Your task is to copy each line that has the word "false".
-- begin Provided records --
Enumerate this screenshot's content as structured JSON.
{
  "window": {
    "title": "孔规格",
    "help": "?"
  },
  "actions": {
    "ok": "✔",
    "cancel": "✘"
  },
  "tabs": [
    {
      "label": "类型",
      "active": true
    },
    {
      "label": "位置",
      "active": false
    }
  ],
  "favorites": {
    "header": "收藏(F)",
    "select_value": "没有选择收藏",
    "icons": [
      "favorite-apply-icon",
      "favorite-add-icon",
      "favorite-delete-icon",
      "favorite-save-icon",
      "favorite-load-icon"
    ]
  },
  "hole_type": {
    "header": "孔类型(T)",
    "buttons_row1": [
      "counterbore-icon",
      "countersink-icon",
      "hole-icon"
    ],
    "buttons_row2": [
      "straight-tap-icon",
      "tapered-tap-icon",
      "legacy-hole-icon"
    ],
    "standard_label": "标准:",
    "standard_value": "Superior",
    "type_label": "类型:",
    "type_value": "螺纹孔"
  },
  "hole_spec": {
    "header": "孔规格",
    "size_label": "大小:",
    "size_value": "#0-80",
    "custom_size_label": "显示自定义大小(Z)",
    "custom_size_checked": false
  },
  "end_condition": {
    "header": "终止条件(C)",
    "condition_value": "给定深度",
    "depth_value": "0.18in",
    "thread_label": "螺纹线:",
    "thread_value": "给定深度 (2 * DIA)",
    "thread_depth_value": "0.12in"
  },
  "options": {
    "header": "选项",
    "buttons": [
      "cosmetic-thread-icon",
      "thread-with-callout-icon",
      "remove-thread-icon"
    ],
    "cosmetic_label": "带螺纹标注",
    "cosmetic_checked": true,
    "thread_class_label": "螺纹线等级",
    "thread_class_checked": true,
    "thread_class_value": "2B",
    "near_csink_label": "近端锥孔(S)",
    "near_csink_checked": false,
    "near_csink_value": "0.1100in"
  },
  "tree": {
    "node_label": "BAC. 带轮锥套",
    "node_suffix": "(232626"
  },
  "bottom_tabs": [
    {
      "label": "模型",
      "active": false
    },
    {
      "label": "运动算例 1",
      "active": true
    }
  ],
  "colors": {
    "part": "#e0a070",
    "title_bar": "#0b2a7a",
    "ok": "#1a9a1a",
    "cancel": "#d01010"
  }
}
-- end Provided records --
▸ Complete response:
      "active": false
    "custom_size_checked": false
    "near_csink_checked": false,
      "active": false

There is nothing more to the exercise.